Fragmento para leer:
Historias de Nueva Orleans (VII): El Corsario Jean Lafitte

Edward Nichols
HMS Sophie
Jean Lafitte
Joseph Sauvinet
La isla «Grand Terre»
William Claiborne
Jacques Villeré
General Andrew Jackson
Presidente James Madison
Jean Lafitte
Historias de Nueva Orleans (VII): El Corsario Jean Lafitte

El Tratado de Gante, firmado el 24 de diciembre de 1814 en esa ciudad (hoy belga), significó el fin de la guerra angloestadounidense de 1812. Sin embargo, ese acuerdo no llegó con el tiempo suficiente a los mandos de las fuerzas británicas asentadas en América ni tampoco a, James Madison, presidente de la recién nacida república estadounidense, que no pudieron evitar la llamada Batalla de Nueva Orleans. Esta confrontación dio comienzo el 23 de diciembre de 1814 y terminó el 8 de enero de 1815. Esta corta guerra está considerada como la última tentativa que tuvieron los británicos de recuperar alguna de sus antiguas colonias americanas después de perder la Revolutionary War (1775 – 1783) (conocida también como La Guerra de Independencia Norteamericana). 

El mando británico eligió para la conquista de Louisiana al coronel Edward Nicholls que desarrolló una inteligente estrategia para conseguir que los piratas de Barataria se unieran a sus fuerzas en contra de los norteamericanos. 
Estos implacables hombres tenían su centro de operaciones en la isla Grand Terre, situada en el Golfo de México a unas 40 millas de Nueva Orleans, y muy bien guarnecida por los propios accidentes geográficos que la rodeaban. La mayoría de ellos eran corsarios, es decir navegaban bajo bandera de toda aquella nación que les otorgaba patente de corso para atacar y desvalijar cualquier barco perteneciente a él o a los países con los que estaba en guerra.

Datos

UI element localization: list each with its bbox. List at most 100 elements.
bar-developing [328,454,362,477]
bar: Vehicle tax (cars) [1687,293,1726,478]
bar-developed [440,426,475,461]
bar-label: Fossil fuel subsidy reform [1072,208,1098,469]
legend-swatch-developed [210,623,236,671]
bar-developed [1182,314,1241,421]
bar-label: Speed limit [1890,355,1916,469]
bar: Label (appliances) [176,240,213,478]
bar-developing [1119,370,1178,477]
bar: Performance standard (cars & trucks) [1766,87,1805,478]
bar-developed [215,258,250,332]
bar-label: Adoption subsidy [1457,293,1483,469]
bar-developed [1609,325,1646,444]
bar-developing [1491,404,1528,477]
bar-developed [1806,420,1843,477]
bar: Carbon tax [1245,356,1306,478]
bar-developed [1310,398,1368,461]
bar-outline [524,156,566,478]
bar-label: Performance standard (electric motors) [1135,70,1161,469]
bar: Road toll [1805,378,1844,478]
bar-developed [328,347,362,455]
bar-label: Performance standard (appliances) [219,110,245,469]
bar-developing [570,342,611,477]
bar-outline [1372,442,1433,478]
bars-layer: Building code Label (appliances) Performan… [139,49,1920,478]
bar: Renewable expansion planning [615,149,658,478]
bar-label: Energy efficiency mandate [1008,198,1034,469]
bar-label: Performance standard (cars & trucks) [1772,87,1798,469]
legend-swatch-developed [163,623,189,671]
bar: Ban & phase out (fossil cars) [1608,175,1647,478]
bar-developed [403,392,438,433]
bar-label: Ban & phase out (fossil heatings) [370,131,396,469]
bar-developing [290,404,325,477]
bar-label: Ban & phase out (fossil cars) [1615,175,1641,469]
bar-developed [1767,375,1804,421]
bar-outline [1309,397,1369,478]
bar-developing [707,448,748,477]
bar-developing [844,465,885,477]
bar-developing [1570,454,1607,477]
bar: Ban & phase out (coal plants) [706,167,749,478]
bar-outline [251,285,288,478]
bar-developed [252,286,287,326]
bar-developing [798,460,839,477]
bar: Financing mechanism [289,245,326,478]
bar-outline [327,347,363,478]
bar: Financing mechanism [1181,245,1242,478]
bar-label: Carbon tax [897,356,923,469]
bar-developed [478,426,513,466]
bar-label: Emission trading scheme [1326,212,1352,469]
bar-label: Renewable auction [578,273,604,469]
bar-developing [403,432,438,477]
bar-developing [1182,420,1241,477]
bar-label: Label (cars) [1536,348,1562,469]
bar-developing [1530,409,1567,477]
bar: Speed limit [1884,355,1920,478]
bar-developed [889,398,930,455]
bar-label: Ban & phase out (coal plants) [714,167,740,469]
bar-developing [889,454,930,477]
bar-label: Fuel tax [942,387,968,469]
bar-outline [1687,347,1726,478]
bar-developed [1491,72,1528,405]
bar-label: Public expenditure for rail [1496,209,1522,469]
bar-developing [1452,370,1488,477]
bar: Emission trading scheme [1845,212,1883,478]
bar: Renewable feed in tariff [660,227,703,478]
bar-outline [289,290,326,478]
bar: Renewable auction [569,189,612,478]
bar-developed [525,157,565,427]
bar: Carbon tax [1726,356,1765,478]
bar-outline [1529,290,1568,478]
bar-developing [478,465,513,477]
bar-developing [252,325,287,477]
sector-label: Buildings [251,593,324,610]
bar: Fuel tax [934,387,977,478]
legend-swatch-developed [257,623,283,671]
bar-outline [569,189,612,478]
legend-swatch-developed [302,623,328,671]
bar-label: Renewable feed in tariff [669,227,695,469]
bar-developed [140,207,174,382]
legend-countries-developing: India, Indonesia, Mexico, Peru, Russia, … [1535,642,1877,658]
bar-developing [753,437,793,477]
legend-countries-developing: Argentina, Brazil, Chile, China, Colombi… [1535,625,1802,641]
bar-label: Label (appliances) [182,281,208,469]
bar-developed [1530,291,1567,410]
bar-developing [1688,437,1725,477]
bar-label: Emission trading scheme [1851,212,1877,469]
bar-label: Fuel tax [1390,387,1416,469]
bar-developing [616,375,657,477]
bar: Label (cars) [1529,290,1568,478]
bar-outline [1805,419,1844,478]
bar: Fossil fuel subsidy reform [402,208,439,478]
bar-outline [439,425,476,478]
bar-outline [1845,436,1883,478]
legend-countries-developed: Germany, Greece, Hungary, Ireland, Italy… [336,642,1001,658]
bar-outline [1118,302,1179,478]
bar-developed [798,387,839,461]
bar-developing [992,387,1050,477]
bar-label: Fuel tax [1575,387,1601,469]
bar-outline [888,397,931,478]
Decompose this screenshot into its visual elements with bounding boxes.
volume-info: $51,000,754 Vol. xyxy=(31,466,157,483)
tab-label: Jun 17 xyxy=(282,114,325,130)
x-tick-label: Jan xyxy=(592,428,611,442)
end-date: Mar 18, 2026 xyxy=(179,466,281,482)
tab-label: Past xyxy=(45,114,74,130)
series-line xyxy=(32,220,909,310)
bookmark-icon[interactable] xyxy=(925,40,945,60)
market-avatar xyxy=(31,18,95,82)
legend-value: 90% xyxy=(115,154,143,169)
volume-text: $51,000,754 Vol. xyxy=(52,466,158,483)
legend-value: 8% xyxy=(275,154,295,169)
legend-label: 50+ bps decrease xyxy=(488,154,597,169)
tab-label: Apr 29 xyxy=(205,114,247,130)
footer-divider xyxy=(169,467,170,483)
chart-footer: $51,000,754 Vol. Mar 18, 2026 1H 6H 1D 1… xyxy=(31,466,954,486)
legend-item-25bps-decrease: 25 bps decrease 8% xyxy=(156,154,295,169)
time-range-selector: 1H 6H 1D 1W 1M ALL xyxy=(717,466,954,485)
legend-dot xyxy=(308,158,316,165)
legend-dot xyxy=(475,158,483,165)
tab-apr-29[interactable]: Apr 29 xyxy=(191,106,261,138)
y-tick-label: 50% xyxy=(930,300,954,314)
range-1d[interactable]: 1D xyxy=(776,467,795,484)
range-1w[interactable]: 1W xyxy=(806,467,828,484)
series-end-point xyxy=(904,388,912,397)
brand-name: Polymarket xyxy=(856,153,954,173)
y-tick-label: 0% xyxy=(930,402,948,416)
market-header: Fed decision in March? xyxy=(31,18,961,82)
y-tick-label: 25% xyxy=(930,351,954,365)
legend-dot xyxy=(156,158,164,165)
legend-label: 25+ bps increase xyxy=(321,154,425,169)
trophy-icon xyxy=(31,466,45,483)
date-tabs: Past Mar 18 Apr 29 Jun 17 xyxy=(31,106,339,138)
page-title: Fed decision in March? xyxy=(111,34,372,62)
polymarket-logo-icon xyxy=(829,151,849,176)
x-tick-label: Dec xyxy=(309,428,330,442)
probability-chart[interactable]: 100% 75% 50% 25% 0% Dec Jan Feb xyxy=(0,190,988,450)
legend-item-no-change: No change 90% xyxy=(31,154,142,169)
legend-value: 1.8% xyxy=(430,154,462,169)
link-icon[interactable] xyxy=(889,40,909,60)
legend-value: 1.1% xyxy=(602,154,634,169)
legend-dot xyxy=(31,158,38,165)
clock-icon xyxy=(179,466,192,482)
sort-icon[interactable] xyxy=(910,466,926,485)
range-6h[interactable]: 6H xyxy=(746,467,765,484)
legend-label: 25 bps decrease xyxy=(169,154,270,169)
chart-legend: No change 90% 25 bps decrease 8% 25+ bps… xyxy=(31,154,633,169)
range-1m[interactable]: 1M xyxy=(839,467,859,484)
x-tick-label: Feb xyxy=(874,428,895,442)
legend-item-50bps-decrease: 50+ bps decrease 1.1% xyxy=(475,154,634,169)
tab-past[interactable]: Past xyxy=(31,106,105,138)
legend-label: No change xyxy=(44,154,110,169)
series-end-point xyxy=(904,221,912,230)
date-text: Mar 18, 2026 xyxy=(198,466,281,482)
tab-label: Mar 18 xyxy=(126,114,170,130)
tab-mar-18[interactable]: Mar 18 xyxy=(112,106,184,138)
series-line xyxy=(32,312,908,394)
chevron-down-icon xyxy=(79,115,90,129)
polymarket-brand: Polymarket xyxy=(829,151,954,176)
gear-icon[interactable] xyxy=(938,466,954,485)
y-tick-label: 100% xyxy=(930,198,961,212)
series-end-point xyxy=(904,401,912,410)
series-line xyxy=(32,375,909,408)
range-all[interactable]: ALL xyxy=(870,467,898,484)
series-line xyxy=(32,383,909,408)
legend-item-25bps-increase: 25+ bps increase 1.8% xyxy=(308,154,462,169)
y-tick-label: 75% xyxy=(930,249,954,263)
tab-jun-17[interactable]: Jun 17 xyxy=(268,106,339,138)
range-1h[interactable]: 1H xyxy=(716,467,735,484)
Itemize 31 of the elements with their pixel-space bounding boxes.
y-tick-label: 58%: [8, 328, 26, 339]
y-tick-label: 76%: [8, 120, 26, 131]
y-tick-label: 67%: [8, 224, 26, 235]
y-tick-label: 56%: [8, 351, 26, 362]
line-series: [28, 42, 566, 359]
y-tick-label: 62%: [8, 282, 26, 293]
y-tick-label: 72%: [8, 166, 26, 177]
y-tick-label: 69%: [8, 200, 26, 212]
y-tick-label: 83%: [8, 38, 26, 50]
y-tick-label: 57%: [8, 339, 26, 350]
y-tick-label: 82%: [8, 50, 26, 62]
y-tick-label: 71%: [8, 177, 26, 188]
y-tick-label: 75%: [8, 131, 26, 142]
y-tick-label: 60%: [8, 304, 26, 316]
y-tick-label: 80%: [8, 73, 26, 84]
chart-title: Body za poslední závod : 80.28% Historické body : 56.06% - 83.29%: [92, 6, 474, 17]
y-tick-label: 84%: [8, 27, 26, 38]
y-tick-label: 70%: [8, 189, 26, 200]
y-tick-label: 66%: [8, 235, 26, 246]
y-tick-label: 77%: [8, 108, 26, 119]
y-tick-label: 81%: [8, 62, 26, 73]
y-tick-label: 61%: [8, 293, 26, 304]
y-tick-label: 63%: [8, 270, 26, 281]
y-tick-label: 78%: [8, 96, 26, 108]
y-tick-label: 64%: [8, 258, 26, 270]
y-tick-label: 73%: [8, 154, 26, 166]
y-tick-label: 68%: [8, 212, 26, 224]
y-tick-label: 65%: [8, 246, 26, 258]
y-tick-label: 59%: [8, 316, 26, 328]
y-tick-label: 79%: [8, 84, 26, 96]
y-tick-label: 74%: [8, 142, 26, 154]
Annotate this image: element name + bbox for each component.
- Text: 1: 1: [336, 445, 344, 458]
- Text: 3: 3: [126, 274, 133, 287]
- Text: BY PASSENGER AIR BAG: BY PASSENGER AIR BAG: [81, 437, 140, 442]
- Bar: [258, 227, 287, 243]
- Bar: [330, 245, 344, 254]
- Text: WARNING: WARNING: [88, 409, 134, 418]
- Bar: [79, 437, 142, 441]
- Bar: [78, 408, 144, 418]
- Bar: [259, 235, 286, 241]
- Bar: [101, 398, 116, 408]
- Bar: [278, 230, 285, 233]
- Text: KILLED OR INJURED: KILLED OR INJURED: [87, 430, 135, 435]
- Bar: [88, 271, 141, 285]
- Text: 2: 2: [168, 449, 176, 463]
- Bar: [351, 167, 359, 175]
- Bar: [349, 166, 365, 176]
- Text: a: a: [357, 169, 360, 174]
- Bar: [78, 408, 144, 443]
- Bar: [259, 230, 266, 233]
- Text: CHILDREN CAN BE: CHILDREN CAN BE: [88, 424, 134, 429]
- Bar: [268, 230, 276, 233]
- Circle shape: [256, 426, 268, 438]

Instrucción 1: Reproduce tal cual el pasaje del texto sobre el corsario Jean Lafitte que empieza en las palabras "El Tratado de" y termina después de "de Independencia Norteamericana).".
Instrucción 2: Prosigue el texto sobre el corsario Jean Lafitte a partir de su última oración.

Respuesta escrita 1:
El Tratado de Gante, firmado el 24 de diciembre de 1814 en esa ciudad (hoy belga), significó el fin de la guerra angloestadounidense de 1812. Sin embargo, ese acuerdo no llegó con el tiempo suficiente a los mandos de las fuerzas británicas asentadas en América ni tampoco a, James Madison, presidente de la recién nacida república estadounidense, que no pudieron evitar la llamada Batalla de Nueva Orleans. Esta confrontación dio comienzo el 23 de diciembre de 1814 y terminó el 8 de enero de 1815. Esta corta guerra está considerada como la última tentativa que tuvieron los británicos de recuperar alguna de sus antiguas colonias americanas después de perder la Revolutionary War (1775 – 1783) (conocida también como La Guerra de Independencia Norteamericana).

Respuesta escrita 2:
Nichols fondeó su barco, el HMS Sophie, frente a la isla de los corsarios y a través del catalejo divisó a cientos de hombres que dormitaban, medio desnudos en una playa. Desde ella partió una lancha con cuatro remeros y un quinto hombre situado a proa. Desde el “Sophie” botaron otra barca en la que iban los capitanes McWilliams y Nicholas Lovcer de la Marina Real. Las pequeñas embarcaciones se juntaron en el canal que conducía a la playa y los británicos, en un mal francés, dijeron que querían reunirse con el sr. Lafitte. El hombre situado a proa les respondió que quizás se encontraba en la playa. Una vez que todos desembarcaron esa persona les condujo por un camino sombreado hasta llegar a una suntuosa casa con una larga galería. Llegados a ese punto, el hombre se presentó: “Señores, yo soy Jean Lafitte”. 

Jean Lafitte continúa siendo hoy en día una de las más enigmáticas figuras en la historia americana. Está a la altura de Davy Crockett, Daniel Boone, Kit Carson, Wyatt Earp o Wild Bill Hickok.

No está ni mucho menos fielmente documentado dónde nació Jean Lafitte. Una buena parte de las fuentes consultadas se inclinan por la ciudad de Bayona o Biarritz, en el País Vasco Francés. Su padre era francés y su madre una judía sefardita expulsada de España. Se sitúa a la familia Lafitte en la colonia francesa de Santo Domingo (hoy Haití) a finales del siglo XVIII.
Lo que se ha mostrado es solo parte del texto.